- [Set task]: Write out each line exactly as it stands, please.
>> start Rows
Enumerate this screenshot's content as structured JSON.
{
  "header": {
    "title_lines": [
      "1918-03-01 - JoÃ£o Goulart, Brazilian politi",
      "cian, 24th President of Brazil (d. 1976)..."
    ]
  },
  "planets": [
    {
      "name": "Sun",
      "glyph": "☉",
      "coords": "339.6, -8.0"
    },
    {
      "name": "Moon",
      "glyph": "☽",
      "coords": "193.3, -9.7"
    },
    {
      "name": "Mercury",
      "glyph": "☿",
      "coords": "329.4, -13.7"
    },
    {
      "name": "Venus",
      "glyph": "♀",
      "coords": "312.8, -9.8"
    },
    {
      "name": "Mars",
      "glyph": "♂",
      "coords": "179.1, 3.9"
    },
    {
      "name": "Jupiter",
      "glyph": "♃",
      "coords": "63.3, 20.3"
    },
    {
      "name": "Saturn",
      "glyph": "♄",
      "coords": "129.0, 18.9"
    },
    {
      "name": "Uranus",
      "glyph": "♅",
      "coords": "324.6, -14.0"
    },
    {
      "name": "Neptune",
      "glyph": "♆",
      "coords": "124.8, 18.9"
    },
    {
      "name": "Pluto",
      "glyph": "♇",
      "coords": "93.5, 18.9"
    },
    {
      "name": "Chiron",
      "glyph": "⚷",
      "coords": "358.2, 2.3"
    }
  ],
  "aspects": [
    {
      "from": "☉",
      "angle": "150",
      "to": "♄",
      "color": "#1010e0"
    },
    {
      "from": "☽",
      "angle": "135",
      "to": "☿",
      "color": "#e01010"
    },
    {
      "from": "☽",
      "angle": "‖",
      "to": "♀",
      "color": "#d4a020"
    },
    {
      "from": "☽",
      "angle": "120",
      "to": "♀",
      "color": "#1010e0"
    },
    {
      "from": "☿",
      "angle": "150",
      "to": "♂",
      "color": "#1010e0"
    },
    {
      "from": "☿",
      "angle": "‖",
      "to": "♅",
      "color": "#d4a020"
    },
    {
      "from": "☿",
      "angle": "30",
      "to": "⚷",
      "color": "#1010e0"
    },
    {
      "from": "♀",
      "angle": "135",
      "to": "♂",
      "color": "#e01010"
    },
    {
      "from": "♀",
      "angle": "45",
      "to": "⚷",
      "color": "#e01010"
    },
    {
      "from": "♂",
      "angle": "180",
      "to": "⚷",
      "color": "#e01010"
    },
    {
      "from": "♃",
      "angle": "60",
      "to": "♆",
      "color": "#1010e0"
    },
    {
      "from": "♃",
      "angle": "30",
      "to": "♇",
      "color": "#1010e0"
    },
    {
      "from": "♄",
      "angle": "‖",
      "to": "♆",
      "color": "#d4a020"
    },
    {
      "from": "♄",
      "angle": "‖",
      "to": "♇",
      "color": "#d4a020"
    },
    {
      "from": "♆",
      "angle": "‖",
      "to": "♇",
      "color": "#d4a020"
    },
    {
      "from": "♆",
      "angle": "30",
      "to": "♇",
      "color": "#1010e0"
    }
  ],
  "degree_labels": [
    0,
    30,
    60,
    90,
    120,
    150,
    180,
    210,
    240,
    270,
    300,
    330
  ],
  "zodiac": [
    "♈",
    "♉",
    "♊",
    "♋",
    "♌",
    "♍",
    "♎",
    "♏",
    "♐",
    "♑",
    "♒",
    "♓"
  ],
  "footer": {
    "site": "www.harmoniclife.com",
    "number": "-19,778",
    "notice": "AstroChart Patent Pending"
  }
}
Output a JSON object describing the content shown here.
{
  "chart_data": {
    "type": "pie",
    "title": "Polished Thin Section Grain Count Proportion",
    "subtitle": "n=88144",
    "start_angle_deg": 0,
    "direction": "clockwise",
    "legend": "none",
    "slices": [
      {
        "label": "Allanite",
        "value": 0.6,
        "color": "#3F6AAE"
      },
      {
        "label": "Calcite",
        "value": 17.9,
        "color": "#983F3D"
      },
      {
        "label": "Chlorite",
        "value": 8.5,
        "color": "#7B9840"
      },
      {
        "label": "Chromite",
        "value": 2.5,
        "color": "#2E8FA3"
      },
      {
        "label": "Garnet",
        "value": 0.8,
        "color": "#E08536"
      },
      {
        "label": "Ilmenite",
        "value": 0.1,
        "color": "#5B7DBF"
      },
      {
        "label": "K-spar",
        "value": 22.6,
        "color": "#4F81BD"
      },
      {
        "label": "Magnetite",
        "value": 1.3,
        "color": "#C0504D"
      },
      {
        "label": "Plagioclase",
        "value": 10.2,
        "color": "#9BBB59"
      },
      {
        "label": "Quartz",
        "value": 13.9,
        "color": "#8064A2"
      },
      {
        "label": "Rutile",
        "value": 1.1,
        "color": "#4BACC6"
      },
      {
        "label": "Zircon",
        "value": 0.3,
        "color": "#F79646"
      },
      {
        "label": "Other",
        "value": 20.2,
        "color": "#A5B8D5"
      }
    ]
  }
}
>> end Rows
- [Response to the task]:
Enumerate this screenshot's content as structured JSON.
{
  "header": {
    "title_lines": [
      "1918-03-01 - JoÃ£o Goulart, Brazilian politi",
      "cian, 24th President of Brazil (d. 1976)..."
    ]
  },
  "planets": [
    {
      "name": "Sun",
      "glyph": "☉",
      "coords": "339.6, -8.0"
    },
    {
      "name": "Moon",
      "glyph": "☽",
      "coords": "193.3, -9.7"
    },
    {
      "name": "Mercury",
      "glyph": "☿",
      "coords": "329.4, -13.7"
    },
    {
      "name": "Venus",
      "glyph": "♀",
      "coords": "312.8, -9.8"
    },
    {
      "name": "Mars",
      "glyph": "♂",
      "coords": "179.1, 3.9"
    },
    {
      "name": "Jupiter",
      "glyph": "♃",
      "coords": "63.3, 20.3"
    },
    {
      "name": "Saturn",
      "glyph": "♄",
      "coords": "129.0, 18.9"
    },
    {
      "name": "Uranus",
      "glyph": "♅",
      "coords": "324.6, -14.0"
    },
    {
      "name": "Neptune",
      "glyph": "♆",
      "coords": "124.8, 18.9"
    },
    {
      "name": "Pluto",
      "glyph": "♇",
      "coords": "93.5, 18.9"
    },
    {
      "name": "Chiron",
      "glyph": "⚷",
      "coords": "358.2, 2.3"
    }
  ],
  "aspects": [
    {
      "from": "☉",
      "angle": "150",
      "to": "♄",
      "color": "#1010e0"
    },
    {
      "from": "☽",
      "angle": "135",
      "to": "☿",
      "color": "#e01010"
    },
    {
      "from": "☽",
      "angle": "‖",
      "to": "♀",
      "color": "#d4a020"
    },
    {
      "from": "☽",
      "angle": "120",
      "to": "♀",
      "color": "#1010e0"
    },
    {
      "from": "☿",
      "angle": "150",
      "to": "♂",
      "color": "#1010e0"
    },
    {
      "from": "☿",
      "angle": "‖",
      "to": "♅",
      "color": "#d4a020"
    },
    {
      "from": "☿",
      "angle": "30",
      "to": "⚷",
      "color": "#1010e0"
    },
    {
      "from": "♀",
      "angle": "135",
      "to": "♂",
      "color": "#e01010"
    },
    {
      "from": "♀",
      "angle": "45",
      "to": "⚷",
      "color": "#e01010"
    },
    {
      "from": "♂",
      "angle": "180",
      "to": "⚷",
      "color": "#e01010"
    },
    {
      "from": "♃",
      "angle": "60",
      "to": "♆",
      "color": "#1010e0"
    },
    {
      "from": "♃",
      "angle": "30",
      "to": "♇",
      "color": "#1010e0"
    },
    {
      "from": "♄",
      "angle": "‖",
      "to": "♆",
      "color": "#d4a020"
    },
    {
      "from": "♄",
      "angle": "‖",
      "to": "♇",
      "color": "#d4a020"
    },
    {
      "from": "♆",
      "angle": "‖",
      "to": "♇",
      "color": "#d4a020"
    },
    {
      "from": "♆",
      "angle": "30",
      "to": "♇",
      "color": "#1010e0"
    }
  ],
  "degree_labels": [
    0,
    30,
    60,
    90,
    120,
    150,
    180,
    210,
    240,
    270,
    300,
    330
  ],
  "zodiac": [
    "♈",
    "♉",
    "♊",
    "♋",
    "♌",
    "♍",
    "♎",
    "♏",
    "♐",
    "♑",
    "♒",
    "♓"
  ],
  "footer": {
    "site": "www.harmoniclife.com",
    "number": "-19,778",
    "notice": "AstroChart Patent Pending"
  }
}
Output a JSON object describing the content shown here.
{
  "chart_data": {
    "type": "pie",
    "title": "Polished Thin Section Grain Count Proportion",
    "subtitle": "n=88144",
    "start_angle_deg": 0,
    "direction": "clockwise",
    "legend": "none",
    "slices": [
      {
        "label": "Allanite",
        "value": 0.6,
        "color": "#3F6AAE"
      },
      {
        "label": "Calcite",
        "value": 17.9,
        "color": "#983F3D"
      },
      {
        "label": "Chlorite",
        "value": 8.5,
        "color": "#7B9840"
      },
      {
        "label": "Chromite",
        "value": 2.5,
        "color": "#2E8FA3"
      },
      {
        "label": "Garnet",
        "value": 0.8,
        "color": "#E08536"
      },
      {
        "label": "Ilmenite",
        "value": 0.1,
        "color": "#5B7DBF"
      },
      {
        "label": "K-spar",
        "value": 22.6,
        "color": "#4F81BD"
      },
      {
        "label": "Magnetite",
        "value": 1.3,
        "color": "#C0504D"
      },
      {
        "label": "Plagioclase",
        "value": 10.2,
        "color": "#9BBB59"
      },
      {
        "label": "Quartz",
        "value": 13.9,
        "color": "#8064A2"
      },
      {
        "label": "Rutile",
        "value": 1.1,
        "color": "#4BACC6"
      },
      {
        "label": "Zircon",
        "value": 0.3,
        "color": "#F79646"
      },
      {
        "label": "Other",
        "value": 20.2,
        "color": "#A5B8D5"
      }
    ]
  }
}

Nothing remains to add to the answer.